--- start ---

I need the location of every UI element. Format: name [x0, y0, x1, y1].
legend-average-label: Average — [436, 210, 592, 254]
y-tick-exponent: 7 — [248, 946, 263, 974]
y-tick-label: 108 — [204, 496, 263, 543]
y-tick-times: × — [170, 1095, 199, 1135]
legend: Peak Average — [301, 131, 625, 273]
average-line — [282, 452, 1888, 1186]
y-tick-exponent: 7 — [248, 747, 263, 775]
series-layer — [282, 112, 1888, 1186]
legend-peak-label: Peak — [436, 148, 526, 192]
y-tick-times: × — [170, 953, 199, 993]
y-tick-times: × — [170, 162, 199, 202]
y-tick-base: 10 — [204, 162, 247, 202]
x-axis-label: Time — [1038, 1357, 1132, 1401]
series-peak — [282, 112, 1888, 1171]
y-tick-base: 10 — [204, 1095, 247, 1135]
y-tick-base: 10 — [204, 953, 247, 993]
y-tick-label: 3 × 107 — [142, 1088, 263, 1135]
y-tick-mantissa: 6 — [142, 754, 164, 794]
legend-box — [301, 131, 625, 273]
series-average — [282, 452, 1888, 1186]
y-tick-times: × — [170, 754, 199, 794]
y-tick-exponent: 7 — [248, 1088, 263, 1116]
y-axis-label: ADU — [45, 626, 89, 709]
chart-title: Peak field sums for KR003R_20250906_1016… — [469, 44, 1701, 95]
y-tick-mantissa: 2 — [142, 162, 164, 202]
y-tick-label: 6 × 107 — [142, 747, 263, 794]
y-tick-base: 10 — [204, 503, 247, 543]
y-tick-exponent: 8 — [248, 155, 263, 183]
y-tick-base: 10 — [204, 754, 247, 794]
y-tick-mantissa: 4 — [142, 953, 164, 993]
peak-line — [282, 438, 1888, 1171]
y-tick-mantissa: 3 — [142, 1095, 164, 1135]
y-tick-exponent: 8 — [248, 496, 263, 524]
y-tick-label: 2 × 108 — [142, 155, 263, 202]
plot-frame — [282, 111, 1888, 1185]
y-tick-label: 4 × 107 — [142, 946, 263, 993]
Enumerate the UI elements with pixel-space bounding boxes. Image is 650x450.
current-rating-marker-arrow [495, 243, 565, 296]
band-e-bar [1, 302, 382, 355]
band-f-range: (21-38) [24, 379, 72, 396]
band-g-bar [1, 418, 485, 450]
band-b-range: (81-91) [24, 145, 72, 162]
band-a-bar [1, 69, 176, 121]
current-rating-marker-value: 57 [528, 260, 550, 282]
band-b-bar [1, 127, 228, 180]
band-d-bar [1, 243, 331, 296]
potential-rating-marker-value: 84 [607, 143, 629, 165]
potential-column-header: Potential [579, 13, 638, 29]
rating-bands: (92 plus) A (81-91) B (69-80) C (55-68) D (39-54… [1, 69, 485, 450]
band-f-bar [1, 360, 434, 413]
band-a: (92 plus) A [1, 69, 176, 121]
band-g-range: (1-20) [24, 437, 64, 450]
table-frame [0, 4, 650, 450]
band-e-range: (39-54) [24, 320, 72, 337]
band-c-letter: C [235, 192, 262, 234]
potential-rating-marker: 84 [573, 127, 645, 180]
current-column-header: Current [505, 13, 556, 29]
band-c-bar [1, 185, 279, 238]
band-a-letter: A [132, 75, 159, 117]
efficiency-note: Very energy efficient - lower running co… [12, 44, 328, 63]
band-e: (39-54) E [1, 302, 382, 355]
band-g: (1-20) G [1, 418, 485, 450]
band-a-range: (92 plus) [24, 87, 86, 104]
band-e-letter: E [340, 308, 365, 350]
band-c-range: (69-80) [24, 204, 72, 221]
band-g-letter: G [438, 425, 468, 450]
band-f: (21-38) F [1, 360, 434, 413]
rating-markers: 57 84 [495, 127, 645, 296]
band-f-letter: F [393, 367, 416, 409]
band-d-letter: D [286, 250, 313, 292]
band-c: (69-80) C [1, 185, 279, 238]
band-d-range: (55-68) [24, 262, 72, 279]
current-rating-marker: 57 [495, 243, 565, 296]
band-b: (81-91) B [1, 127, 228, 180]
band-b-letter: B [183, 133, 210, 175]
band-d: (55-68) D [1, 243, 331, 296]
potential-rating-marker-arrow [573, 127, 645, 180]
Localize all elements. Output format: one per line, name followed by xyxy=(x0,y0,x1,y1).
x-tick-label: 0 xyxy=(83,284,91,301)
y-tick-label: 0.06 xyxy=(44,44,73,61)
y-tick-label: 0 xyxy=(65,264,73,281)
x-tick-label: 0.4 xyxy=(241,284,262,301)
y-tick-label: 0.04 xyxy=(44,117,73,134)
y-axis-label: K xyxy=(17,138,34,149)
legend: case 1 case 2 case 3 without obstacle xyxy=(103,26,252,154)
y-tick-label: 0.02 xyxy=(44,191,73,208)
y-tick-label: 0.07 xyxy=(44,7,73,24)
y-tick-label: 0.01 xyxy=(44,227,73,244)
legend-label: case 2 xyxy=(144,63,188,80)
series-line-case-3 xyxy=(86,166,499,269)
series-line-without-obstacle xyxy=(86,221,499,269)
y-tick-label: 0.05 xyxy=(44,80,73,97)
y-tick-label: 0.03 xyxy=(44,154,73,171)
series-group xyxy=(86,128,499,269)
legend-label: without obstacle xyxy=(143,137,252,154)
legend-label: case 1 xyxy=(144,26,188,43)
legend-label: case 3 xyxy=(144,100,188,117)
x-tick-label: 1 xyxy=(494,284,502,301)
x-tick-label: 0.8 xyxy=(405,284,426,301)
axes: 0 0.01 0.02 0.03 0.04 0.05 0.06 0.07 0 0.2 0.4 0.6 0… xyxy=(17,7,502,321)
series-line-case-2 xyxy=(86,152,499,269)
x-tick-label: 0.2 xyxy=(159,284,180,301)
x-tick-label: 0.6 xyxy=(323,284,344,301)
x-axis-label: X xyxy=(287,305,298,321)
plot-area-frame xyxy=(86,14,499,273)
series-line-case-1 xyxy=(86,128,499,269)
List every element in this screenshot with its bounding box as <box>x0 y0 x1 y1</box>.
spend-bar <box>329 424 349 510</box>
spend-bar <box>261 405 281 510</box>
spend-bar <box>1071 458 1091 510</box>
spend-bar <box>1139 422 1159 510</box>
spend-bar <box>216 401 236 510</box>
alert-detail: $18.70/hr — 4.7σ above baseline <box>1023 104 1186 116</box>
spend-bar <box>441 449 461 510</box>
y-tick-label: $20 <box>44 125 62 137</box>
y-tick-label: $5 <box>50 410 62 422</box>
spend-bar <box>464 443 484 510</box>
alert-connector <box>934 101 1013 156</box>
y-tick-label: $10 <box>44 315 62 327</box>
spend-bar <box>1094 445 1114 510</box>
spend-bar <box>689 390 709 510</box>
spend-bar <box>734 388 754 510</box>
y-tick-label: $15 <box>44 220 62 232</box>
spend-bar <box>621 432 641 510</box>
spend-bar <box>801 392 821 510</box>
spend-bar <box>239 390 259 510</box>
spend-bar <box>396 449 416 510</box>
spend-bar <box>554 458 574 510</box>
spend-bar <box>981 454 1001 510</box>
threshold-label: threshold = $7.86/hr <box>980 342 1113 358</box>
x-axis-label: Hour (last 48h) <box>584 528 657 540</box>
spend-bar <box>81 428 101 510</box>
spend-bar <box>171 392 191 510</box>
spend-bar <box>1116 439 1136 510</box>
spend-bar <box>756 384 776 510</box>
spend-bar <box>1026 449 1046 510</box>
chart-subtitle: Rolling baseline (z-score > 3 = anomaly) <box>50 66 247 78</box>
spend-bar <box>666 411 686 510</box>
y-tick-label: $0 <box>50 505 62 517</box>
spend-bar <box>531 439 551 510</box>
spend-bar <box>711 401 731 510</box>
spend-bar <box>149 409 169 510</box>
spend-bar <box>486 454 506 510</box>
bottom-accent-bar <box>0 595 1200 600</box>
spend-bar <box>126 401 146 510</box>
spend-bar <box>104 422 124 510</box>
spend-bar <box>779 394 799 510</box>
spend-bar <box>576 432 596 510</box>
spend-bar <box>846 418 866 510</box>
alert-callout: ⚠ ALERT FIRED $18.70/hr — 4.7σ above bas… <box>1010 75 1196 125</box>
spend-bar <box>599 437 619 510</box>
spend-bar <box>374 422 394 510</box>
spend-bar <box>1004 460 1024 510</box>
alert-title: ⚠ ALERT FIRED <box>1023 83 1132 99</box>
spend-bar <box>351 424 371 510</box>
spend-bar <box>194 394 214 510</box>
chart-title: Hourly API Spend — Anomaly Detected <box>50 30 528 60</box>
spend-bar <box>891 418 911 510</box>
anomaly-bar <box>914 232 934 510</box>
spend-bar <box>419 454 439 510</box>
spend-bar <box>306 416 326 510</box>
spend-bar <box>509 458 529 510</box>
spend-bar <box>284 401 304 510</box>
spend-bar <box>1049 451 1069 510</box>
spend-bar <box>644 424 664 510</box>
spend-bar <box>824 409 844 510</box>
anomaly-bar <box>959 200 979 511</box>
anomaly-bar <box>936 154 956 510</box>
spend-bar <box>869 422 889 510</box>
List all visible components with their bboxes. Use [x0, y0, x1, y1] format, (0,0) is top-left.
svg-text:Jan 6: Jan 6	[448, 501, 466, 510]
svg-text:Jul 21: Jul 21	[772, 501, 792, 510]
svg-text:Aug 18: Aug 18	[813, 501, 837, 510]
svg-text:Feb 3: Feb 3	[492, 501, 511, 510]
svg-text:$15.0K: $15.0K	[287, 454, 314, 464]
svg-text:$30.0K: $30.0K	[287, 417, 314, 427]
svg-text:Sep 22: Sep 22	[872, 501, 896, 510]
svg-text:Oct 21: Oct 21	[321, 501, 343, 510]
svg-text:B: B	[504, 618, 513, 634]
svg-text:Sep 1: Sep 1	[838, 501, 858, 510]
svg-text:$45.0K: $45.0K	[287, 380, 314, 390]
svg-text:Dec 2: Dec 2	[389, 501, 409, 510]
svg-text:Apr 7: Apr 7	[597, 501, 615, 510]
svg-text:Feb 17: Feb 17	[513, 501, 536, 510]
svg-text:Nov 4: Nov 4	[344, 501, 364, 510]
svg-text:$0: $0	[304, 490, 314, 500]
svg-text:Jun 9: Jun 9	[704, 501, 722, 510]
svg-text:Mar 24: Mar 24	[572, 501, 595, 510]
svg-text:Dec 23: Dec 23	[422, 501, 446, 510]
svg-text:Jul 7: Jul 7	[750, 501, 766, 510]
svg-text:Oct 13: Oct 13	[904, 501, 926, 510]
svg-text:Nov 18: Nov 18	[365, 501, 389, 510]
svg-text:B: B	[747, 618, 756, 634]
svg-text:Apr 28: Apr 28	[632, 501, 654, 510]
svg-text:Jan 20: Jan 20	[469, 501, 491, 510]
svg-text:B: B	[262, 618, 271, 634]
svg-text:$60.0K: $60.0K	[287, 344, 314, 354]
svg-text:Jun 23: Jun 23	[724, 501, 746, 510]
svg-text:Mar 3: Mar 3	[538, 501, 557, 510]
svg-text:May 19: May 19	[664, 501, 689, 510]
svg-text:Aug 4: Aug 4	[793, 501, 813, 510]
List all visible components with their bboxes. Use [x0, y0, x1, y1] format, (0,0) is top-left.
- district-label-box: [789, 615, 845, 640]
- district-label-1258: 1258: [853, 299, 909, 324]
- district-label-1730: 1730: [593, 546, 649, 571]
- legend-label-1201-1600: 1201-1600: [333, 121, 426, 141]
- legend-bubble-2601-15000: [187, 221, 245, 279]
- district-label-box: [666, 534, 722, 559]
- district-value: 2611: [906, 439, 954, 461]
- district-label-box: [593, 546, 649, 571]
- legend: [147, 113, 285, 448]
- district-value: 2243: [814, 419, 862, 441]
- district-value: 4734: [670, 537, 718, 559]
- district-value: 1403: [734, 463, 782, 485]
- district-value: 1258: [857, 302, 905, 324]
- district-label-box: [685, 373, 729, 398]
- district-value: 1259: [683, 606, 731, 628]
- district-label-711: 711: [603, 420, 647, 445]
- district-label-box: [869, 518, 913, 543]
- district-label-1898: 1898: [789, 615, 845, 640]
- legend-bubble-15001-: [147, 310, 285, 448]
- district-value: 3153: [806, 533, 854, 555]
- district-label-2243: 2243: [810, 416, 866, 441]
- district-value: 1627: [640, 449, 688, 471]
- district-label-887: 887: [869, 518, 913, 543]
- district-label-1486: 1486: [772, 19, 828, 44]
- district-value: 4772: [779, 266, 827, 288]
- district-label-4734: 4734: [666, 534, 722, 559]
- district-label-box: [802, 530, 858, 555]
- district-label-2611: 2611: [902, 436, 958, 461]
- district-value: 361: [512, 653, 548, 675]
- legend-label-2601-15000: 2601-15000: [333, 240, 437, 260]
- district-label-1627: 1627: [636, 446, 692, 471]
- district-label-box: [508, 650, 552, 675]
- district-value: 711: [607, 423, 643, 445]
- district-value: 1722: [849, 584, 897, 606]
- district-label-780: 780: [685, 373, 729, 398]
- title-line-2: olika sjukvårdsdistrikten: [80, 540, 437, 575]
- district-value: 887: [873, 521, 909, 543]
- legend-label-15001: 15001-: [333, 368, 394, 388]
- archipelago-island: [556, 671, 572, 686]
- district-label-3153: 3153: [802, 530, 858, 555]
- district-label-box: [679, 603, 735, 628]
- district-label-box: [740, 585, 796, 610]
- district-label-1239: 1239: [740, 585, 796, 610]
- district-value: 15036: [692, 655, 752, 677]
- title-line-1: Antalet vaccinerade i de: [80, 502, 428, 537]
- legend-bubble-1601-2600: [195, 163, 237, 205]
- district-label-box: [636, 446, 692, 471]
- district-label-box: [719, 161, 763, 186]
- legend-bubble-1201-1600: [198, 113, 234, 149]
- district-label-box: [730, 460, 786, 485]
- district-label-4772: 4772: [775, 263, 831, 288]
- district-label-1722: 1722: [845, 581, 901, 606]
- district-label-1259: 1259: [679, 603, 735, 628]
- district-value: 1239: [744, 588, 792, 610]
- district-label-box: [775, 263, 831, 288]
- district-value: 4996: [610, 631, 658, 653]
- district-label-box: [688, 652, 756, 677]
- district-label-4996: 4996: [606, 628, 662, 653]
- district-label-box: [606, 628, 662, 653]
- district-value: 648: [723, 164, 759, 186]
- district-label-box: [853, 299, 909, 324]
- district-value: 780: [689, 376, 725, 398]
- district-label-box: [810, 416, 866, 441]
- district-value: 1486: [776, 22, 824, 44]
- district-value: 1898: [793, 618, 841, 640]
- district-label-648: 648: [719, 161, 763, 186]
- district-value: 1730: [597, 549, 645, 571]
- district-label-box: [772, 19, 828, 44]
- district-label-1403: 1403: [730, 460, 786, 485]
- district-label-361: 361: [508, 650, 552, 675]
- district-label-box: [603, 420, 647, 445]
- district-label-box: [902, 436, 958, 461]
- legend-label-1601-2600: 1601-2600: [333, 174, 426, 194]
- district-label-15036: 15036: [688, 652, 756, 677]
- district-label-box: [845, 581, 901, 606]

--- end ---

* _EXERCISE PROMPT_: Reproduce verbatim the lines of the records from the start through the line containing "y-tick-mantissa: 2 — [142, 162, 164, 202]", including both the first line and that final line.

* _WRITTEN SOLUTION_:
I need the location of every UI element. Format: name [x0, y0, x1, y1].
legend-average-label: Average — [436, 210, 592, 254]
y-tick-exponent: 7 — [248, 946, 263, 974]
y-tick-label: 108 — [204, 496, 263, 543]
y-tick-times: × — [170, 1095, 199, 1135]
legend: Peak Average — [301, 131, 625, 273]
average-line — [282, 452, 1888, 1186]
y-tick-exponent: 7 — [248, 747, 263, 775]
series-layer — [282, 112, 1888, 1186]
legend-peak-label: Peak — [436, 148, 526, 192]
y-tick-times: × — [170, 953, 199, 993]
y-tick-times: × — [170, 162, 199, 202]
y-tick-base: 10 — [204, 162, 247, 202]
x-axis-label: Time — [1038, 1357, 1132, 1401]
series-peak — [282, 112, 1888, 1171]
y-tick-base: 10 — [204, 1095, 247, 1135]
y-tick-base: 10 — [204, 953, 247, 993]
y-tick-label: 3 × 107 — [142, 1088, 263, 1135]
y-tick-mantissa: 6 — [142, 754, 164, 794]
legend-box — [301, 131, 625, 273]
series-average — [282, 452, 1888, 1186]
y-tick-times: × — [170, 754, 199, 794]
y-tick-exponent: 7 — [248, 1088, 263, 1116]
y-axis-label: ADU — [45, 626, 89, 709]
chart-title: Peak field sums for KR003R_20250906_1016… — [469, 44, 1701, 95]
y-tick-mantissa: 2 — [142, 162, 164, 202]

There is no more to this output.